(Data records for software interfaces)
——

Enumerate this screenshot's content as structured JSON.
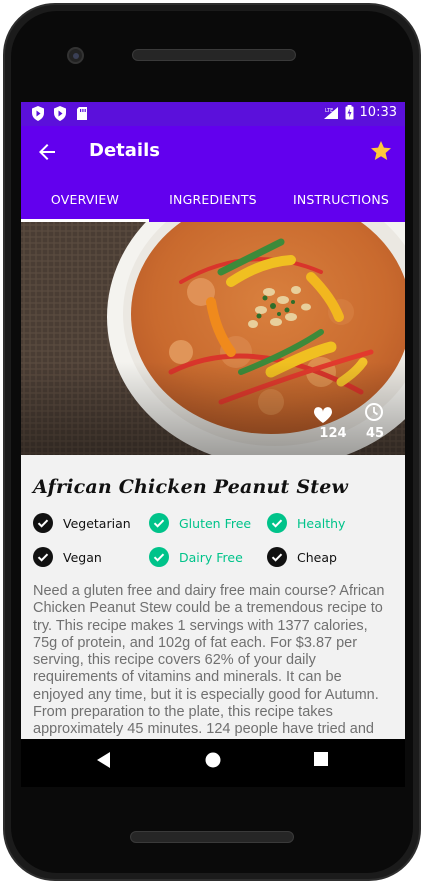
{
  "status_bar": {
    "time": "10:33"
  },
  "app_bar": {
    "title": "Details"
  },
  "tabs": [
    {
      "label": "OVERVIEW"
    },
    {
      "label": "INGREDIENTS"
    },
    {
      "label": "INSTRUCTIONS"
    }
  ],
  "hero": {
    "likes": "124",
    "minutes": "45"
  },
  "recipe": {
    "title": "African Chicken Peanut Stew",
    "tags": [
      {
        "label": "Vegetarian",
        "active": false
      },
      {
        "label": "Gluten Free",
        "active": true
      },
      {
        "label": "Healthy",
        "active": true
      },
      {
        "label": "Vegan",
        "active": false
      },
      {
        "label": "Dairy Free",
        "active": true
      },
      {
        "label": "Cheap",
        "active": false
      }
    ],
    "summary": "Need a gluten free and dairy free main course? African Chicken Peanut Stew could be a tremendous recipe to try. This recipe makes 1 servings with 1377 calories, 75g of protein, and 102g of fat each. For $3.87 per serving, this recipe covers 62% of your daily requirements of vitamins and minerals. It can be enjoyed any time, but it is especially good for Autumn. From preparation to the plate, this recipe takes approximately 45 minutes. 124 people have tried and"
  },
  "colors": {
    "primary": "#6200ee",
    "status_bar": "#5b10db",
    "active_tag": "#00c38a",
    "favorite_star": "#ffc83b"
  }
}
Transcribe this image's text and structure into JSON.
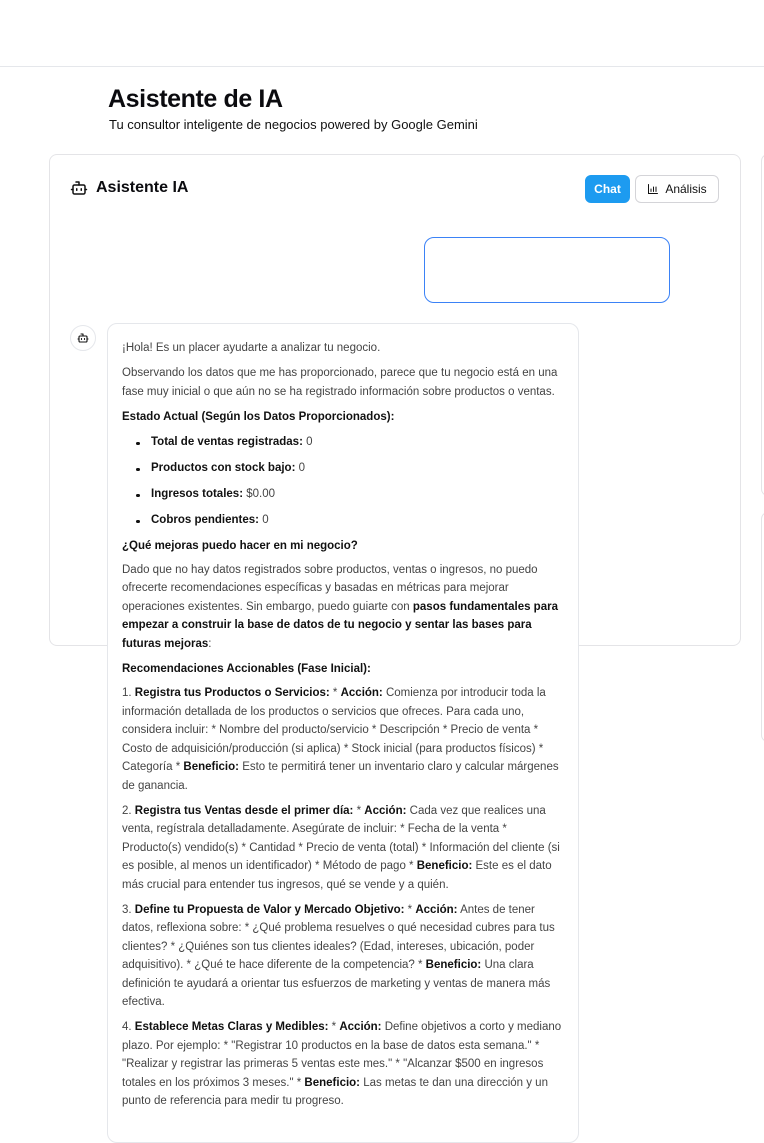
{
  "header": {
    "title": "Asistente de IA",
    "subtitle": "Tu consultor inteligente de negocios powered by Google Gemini"
  },
  "panel": {
    "title": "Asistente IA",
    "tabs": {
      "chat": "Chat",
      "analysis": "Análisis"
    },
    "active_tab": "Chat",
    "accent_color": "#1d9bf0"
  },
  "user_message": {
    "text": ""
  },
  "assistant_message": {
    "greeting": "¡Hola! Es un placer ayudarte a analizar tu negocio.",
    "intro": "Observando los datos que me has proporcionado, parece que tu negocio está en una fase muy inicial o que aún no se ha registrado información sobre productos o ventas.",
    "status_heading": "Estado Actual (Según los Datos Proporcionados):",
    "stats": [
      {
        "label": "Total de ventas registradas:",
        "value": "0"
      },
      {
        "label": "Productos con stock bajo:",
        "value": "0"
      },
      {
        "label": "Ingresos totales:",
        "value": "$0.00"
      },
      {
        "label": "Cobros pendientes:",
        "value": "0"
      }
    ],
    "question_heading": "¿Qué mejoras puedo hacer en mi negocio?",
    "question_text": "Dado que no hay datos registrados sobre productos, ventas o ingresos, no puedo ofrecerte recomendaciones específicas y basadas en métricas para mejorar operaciones existentes. Sin embargo, puedo guiarte con",
    "question_bold": "pasos fundamentales para empezar a construir la base de datos de tu negocio y sentar las bases para futuras mejoras",
    "question_end": ":",
    "recommendations_heading": "Recomendaciones Accionables (Fase Inicial):",
    "recommendations": [
      {
        "num": "1.",
        "title": "Registra tus Productos o Servicios:",
        "action_label": "Acción:",
        "action_text": "Comienza por introducir toda la información detallada de los productos o servicios que ofreces. Para cada uno, considera incluir: * Nombre del producto/servicio * Descripción * Precio de venta * Costo de adquisición/producción (si aplica) * Stock inicial (para productos físicos) * Categoría *",
        "benefit_label": "Beneficio:",
        "benefit_text": "Esto te permitirá tener un inventario claro y calcular márgenes de ganancia."
      },
      {
        "num": "2.",
        "title": "Registra tus Ventas desde el primer día:",
        "action_label": "Acción:",
        "action_text": "Cada vez que realices una venta, regístrala detalladamente. Asegúrate de incluir: * Fecha de la venta * Producto(s) vendido(s) * Cantidad * Precio de venta (total) * Información del cliente (si es posible, al menos un identificador) * Método de pago *",
        "benefit_label": "Beneficio:",
        "benefit_text": "Este es el dato más crucial para entender tus ingresos, qué se vende y a quién."
      },
      {
        "num": "3.",
        "title": "Define tu Propuesta de Valor y Mercado Objetivo:",
        "action_label": "Acción:",
        "action_text": "Antes de tener datos, reflexiona sobre: * ¿Qué problema resuelves o qué necesidad cubres para tus clientes? * ¿Quiénes son tus clientes ideales? (Edad, intereses, ubicación, poder adquisitivo). * ¿Qué te hace diferente de la competencia? *",
        "benefit_label": "Beneficio:",
        "benefit_text": "Una clara definición te ayudará a orientar tus esfuerzos de marketing y ventas de manera más efectiva."
      },
      {
        "num": "4.",
        "title": "Establece Metas Claras y Medibles:",
        "action_label": "Acción:",
        "action_text": "Define objetivos a corto y mediano plazo. Por ejemplo: * \"Registrar 10 productos en la base de datos esta semana.\" * \"Realizar y registrar las primeras 5 ventas este mes.\" * \"Alcanzar $500 en ingresos totales en los próximos 3 meses.\" *",
        "benefit_label": "Beneficio:",
        "benefit_text": "Las metas te dan una dirección y un punto de referencia para medir tu progreso."
      }
    ]
  }
}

——

## WORK ITEM
The images are to be left out; every line above should be set down exactly.

## COMPLETED EXERCISE
Enumerate this screenshot's content as structured JSON.
{
  "status_bar": {
    "time": "10:33"
  },
  "app_bar": {
    "title": "Details"
  },
  "tabs": [
    {
      "label": "OVERVIEW"
    },
    {
      "label": "INGREDIENTS"
    },
    {
      "label": "INSTRUCTIONS"
    }
  ],
  "hero": {
    "likes": "124",
    "minutes": "45"
  },
  "recipe": {
    "title": "African Chicken Peanut Stew",
    "tags": [
      {
        "label": "Vegetarian",
        "active": false
      },
      {
        "label": "Gluten Free",
        "active": true
      },
      {
        "label": "Healthy",
        "active": true
      },
      {
        "label": "Vegan",
        "active": false
      },
      {
        "label": "Dairy Free",
        "active": true
      },
      {
        "label": "Cheap",
        "active": false
      }
    ],
    "summary": "Need a gluten free and dairy free main course? African Chicken Peanut Stew could be a tremendous recipe to try. This recipe makes 1 servings with 1377 calories, 75g of protein, and 102g of fat each. For $3.87 per serving, this recipe covers 62% of your daily requirements of vitamins and minerals. It can be enjoyed any time, but it is especially good for Autumn. From preparation to the plate, this recipe takes approximately 45 minutes. 124 people have tried and"
  },
  "colors": {
    "primary": "#6200ee",
    "status_bar": "#5b10db",
    "active_tag": "#00c38a",
    "favorite_star": "#ffc83b"
  }
}
Transcribe this image's text and structure into JSON.
{
  "header": {
    "title": "Asistente de IA",
    "subtitle": "Tu consultor inteligente de negocios powered by Google Gemini"
  },
  "panel": {
    "title": "Asistente IA",
    "tabs": {
      "chat": "Chat",
      "analysis": "Análisis"
    },
    "active_tab": "Chat",
    "accent_color": "#1d9bf0"
  },
  "user_message": {
    "text": ""
  },
  "assistant_message": {
    "greeting": "¡Hola! Es un placer ayudarte a analizar tu negocio.",
    "intro": "Observando los datos que me has proporcionado, parece que tu negocio está en una fase muy inicial o que aún no se ha registrado información sobre productos o ventas.",
    "status_heading": "Estado Actual (Según los Datos Proporcionados):",
    "stats": [
      {
        "label": "Total de ventas registradas:",
        "value": "0"
      },
      {
        "label": "Productos con stock bajo:",
        "value": "0"
      },
      {
        "label": "Ingresos totales:",
        "value": "$0.00"
      },
      {
        "label": "Cobros pendientes:",
        "value": "0"
      }
    ],
    "question_heading": "¿Qué mejoras puedo hacer en mi negocio?",
    "question_text": "Dado que no hay datos registrados sobre productos, ventas o ingresos, no puedo ofrecerte recomendaciones específicas y basadas en métricas para mejorar operaciones existentes. Sin embargo, puedo guiarte con",
    "question_bold": "pasos fundamentales para empezar a construir la base de datos de tu negocio y sentar las bases para futuras mejoras",
    "question_end": ":",
    "recommendations_heading": "Recomendaciones Accionables (Fase Inicial):",
    "recommendations": [
      {
        "num": "1.",
        "title": "Registra tus Productos o Servicios:",
        "action_label": "Acción:",
        "action_text": "Comienza por introducir toda la información detallada de los productos o servicios que ofreces. Para cada uno, considera incluir: * Nombre del producto/servicio * Descripción * Precio de venta * Costo de adquisición/producción (si aplica) * Stock inicial (para productos físicos) * Categoría *",
        "benefit_label": "Beneficio:",
        "benefit_text": "Esto te permitirá tener un inventario claro y calcular márgenes de ganancia."
      },
      {
        "num": "2.",
        "title": "Registra tus Ventas desde el primer día:",
        "action_label": "Acción:",
        "action_text": "Cada vez que realices una venta, regístrala detalladamente. Asegúrate de incluir: * Fecha de la venta * Producto(s) vendido(s) * Cantidad * Precio de venta (total) * Información del cliente (si es posible, al menos un identificador) * Método de pago *",
        "benefit_label": "Beneficio:",
        "benefit_text": "Este es el dato más crucial para entender tus ingresos, qué se vende y a quién."
      },
      {
        "num": "3.",
        "title": "Define tu Propuesta de Valor y Mercado Objetivo:",
        "action_label": "Acción:",
        "action_text": "Antes de tener datos, reflexiona sobre: * ¿Qué problema resuelves o qué necesidad cubres para tus clientes? * ¿Quiénes son tus clientes ideales? (Edad, intereses, ubicación, poder adquisitivo). * ¿Qué te hace diferente de la competencia? *",
        "benefit_label": "Beneficio:",
        "benefit_text": "Una clara definición te ayudará a orientar tus esfuerzos de marketing y ventas de manera más efectiva."
      },
      {
        "num": "4.",
        "title": "Establece Metas Claras y Medibles:",
        "action_label": "Acción:",
        "action_text": "Define objetivos a corto y mediano plazo. Por ejemplo: * \"Registrar 10 productos en la base de datos esta semana.\" * \"Realizar y registrar las primeras 5 ventas este mes.\" * \"Alcanzar $500 en ingresos totales en los próximos 3 meses.\" *",
        "benefit_label": "Beneficio:",
        "benefit_text": "Las metas te dan una dirección y un punto de referencia para medir tu progreso."
      }
    ]
  }
}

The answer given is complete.